== AUSZUG
Die Vorgeschichte
Als der Oberbefehlshaber des Heeres nach dem 10. Mai 1940 versprach, die Eigenständigkeit Luxemburgs zu respektieren, verhielten sich die Luxemburger zunächst passiv, abwartend und skeptisch. Mit der Einsetzung Simons als Chef der Zivilverwaltung änderte sich jedoch die Haltung der Luxemburger grundlegend. Simon wollte das freiwillige und ausdrückliche Bekenntnis der Bevölkerung zum Deutschtum erreichen. Die Sprachenverordnung machte klar, dass die Eigenart Luxemburgs nicht mehr berücksichtigt werde und bewirkte die ersten Proteste. Familiennamen, Straßennamen und Symbole der Unabhängigkeit wurden verdeutscht oder abgeschafft. Ab Anfang 1942 ließ der Gauleiter eine große Werbekampagne zum freiwilligen Eintritt in die Wehrmacht anlaufen.
Die Resistenz / Der Widerstand
Die ersten Aktivitäten dieser Resistenzgruppen bestanden darin den Deutschen eine eigene, luxemburgische Propaganda entgegenzusetzen (Flüsterpropaganda, Flugblätter, Austeilen von Photos und Abzeichen, Zerstörung von Naziplakaten). Die wohl bekannteste Geheimdruckerei befand sich auf dem Friedhof von Rümelingen. Hier wurden in einer leeren Grabkammer Tausende von Flugblättern gedruckt.
Diese Flugblätter sollten die luxemburgische Bevölkerung über die Personenstandsaufnahme vom 10. Oktober 1941 aufklären. Bei dieser Volkszählung wollte der Gauleiter die Luxemburger zwingen, sich formal zum Deutschtum zu bekennen, indem sie drei Fragen zu Staatsbürgerschaft, Muttersprache und Volkszugehörigkeit mit „deutsch“ beantworten sollten. Die Auszählung der Stimmzettel ergab, dass die Luxemburger dem Aufruf der Resistenz folgten und mit dreimal „lëtzebuergesch“ sich zu ihrem Luxemburgertum bekannten. Als Reaktion verhängten die Nazis die Todesstrafe für die Resistenzler. Mehr als 300 Personen wurden verhaftet und in das Sonderlager Hinzert eingewiesen.
Die als größte bekannte Aktion der luxemburgischen Resistenz ist der Streik von 1942 geblieben. Am 30. August 1942 verkündete Simon die Einführung der allgemeinen Wehrpflicht für Luxemburg, die "Zwangsrekrutierung". Am 31. August 1942 brach in Wiltz ein Streik aus. Die Streikbewegung erreichte im Laufe des Morgens Diekirch, Ettelbrück. In der Schifflinger Eisenhütte legten 2000 Arbeiter die Arbeit nieder. Bis zum 2. September 1942 weitete der Streik sich aus. Schüler der Lyzeen in Esch, in Echternach, zukünftige Lehrerinnen der Normalschule beteiligten sich daran.
====
== DATENSÄTZE
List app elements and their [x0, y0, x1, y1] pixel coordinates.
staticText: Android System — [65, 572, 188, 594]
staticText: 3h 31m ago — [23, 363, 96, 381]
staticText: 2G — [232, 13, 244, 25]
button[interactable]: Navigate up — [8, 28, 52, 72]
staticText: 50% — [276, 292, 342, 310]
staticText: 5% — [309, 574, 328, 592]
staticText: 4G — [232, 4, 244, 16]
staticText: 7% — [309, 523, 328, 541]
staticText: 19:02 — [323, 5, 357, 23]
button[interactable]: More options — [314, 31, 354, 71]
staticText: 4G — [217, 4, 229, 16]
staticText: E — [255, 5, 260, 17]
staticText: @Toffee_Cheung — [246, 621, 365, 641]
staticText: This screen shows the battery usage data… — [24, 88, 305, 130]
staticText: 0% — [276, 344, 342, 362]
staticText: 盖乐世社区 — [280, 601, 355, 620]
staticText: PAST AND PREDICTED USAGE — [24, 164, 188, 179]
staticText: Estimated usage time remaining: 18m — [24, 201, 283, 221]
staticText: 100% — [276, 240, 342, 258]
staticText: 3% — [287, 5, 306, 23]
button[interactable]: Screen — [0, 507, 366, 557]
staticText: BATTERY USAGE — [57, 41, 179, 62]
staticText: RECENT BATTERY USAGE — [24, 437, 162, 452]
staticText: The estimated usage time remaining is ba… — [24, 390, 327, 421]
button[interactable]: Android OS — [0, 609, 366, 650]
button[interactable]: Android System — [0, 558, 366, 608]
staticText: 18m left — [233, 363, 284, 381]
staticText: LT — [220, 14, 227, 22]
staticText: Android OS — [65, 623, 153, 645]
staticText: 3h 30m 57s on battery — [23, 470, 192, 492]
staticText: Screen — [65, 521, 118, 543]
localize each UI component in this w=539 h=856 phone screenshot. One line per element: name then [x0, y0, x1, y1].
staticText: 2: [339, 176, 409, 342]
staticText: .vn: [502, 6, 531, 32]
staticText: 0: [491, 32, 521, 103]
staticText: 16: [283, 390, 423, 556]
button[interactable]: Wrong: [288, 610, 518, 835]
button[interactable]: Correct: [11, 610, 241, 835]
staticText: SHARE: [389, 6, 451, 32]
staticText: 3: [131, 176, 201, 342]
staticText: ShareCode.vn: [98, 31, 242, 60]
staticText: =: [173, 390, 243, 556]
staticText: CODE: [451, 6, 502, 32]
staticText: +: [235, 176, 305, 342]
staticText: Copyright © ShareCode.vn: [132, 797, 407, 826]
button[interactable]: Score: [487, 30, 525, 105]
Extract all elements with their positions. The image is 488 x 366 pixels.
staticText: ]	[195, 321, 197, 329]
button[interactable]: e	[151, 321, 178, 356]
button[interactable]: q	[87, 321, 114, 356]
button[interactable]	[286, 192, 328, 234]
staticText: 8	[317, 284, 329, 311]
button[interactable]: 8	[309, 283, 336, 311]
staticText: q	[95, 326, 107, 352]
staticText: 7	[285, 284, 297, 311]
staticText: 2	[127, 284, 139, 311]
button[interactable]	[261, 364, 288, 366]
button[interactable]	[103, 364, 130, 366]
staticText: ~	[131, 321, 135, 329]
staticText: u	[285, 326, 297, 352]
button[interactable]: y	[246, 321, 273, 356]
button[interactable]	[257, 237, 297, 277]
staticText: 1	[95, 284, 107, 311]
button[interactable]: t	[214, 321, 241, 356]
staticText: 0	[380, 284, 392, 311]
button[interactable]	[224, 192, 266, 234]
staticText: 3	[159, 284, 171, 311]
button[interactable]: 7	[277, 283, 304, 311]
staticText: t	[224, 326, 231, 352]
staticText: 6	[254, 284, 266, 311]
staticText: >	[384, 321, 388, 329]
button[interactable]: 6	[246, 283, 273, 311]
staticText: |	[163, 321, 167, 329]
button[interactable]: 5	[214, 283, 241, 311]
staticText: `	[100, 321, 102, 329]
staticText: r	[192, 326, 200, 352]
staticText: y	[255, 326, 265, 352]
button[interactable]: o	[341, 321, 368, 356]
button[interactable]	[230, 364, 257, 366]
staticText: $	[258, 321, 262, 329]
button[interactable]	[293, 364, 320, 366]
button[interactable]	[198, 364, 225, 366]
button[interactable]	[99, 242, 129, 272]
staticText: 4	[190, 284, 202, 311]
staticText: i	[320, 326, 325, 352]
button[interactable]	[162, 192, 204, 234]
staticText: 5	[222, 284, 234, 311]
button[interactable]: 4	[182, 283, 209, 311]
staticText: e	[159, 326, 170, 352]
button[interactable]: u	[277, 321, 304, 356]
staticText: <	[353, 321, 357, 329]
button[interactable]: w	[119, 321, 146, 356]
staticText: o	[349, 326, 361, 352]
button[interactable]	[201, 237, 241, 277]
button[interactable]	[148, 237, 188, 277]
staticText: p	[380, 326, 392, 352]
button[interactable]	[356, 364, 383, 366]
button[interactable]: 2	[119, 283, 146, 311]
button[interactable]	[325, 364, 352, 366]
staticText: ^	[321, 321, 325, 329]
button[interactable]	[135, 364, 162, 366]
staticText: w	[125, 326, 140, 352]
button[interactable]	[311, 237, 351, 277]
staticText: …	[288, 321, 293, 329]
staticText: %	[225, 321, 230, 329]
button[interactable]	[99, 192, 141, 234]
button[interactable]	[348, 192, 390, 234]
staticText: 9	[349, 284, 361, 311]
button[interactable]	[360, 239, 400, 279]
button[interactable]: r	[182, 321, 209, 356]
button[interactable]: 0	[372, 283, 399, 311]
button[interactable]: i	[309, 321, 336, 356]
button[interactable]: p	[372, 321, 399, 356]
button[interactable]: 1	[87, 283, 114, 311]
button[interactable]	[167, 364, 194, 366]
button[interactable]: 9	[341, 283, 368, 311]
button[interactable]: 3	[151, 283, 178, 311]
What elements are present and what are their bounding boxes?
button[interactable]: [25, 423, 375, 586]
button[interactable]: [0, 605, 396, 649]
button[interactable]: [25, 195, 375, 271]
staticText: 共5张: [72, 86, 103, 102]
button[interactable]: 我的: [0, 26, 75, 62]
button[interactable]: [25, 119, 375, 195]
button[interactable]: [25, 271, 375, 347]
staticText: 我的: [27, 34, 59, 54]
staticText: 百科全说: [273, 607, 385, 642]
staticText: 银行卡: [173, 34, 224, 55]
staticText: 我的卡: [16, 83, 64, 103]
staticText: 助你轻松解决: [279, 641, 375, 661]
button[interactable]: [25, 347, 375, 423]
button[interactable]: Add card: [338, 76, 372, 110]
====
* [SCHRIFTLICHE AUFGABEN]:
1 > Zitieren Sie aus dem Auszug alles von „Die Vorgeschichte“ bis hinunter zu „die Wehrmacht anlaufen.“.
2 > Beantworten Sie anhand des Auszugs:
(a) Wo befand sich die wohl bekannteste Geheimdruckerei der Resistenz?
(b) Wie viele Arbeiter legten in der Schifflinger Eisenhütte die Arbeit nieder?
(c) In welches Lager wurden die mehr als 300 Verhafteten eingewiesen?
Die Datensätze haben mit dem Auszug nichts zu tun.

* [ANTWORTEN JE AUFGABE]:
1 >
Die Vorgeschichte
Als der Oberbefehlshaber des Heeres nach dem 10. Mai 1940 versprach, die Eigenständigkeit Luxemburgs zu respektieren, verhielten sich die Luxemburger zunächst passiv, abwartend und skeptisch. Mit der Einsetzung Simons als Chef der Zivilverwaltung änderte sich jedoch die Haltung der Luxemburger grundlegend. Simon wollte das freiwillige und ausdrückliche Bekenntnis der Bevölkerung zum Deutschtum erreichen. Die Sprachenverordnung machte klar, dass die Eigenart Luxemburgs nicht mehr berücksichtigt werde und bewirkte die ersten Proteste. Familiennamen, Straßennamen und Symbole der Unabhängigkeit wurden verdeutscht oder abgeschafft. Ab Anfang 1942 ließ der Gauleiter eine große Werbekampagne zum freiwilligen Eintritt in die Wehrmacht anlaufen.

2 >
(a) Sie befand sich auf dem Friedhof von Rümelingen, in einer leeren Grabkammer.
(b) Dort legten 2000 Arbeiter die Arbeit nieder.
(c) Sie wurden in das Sonderlager Hinzert eingewiesen.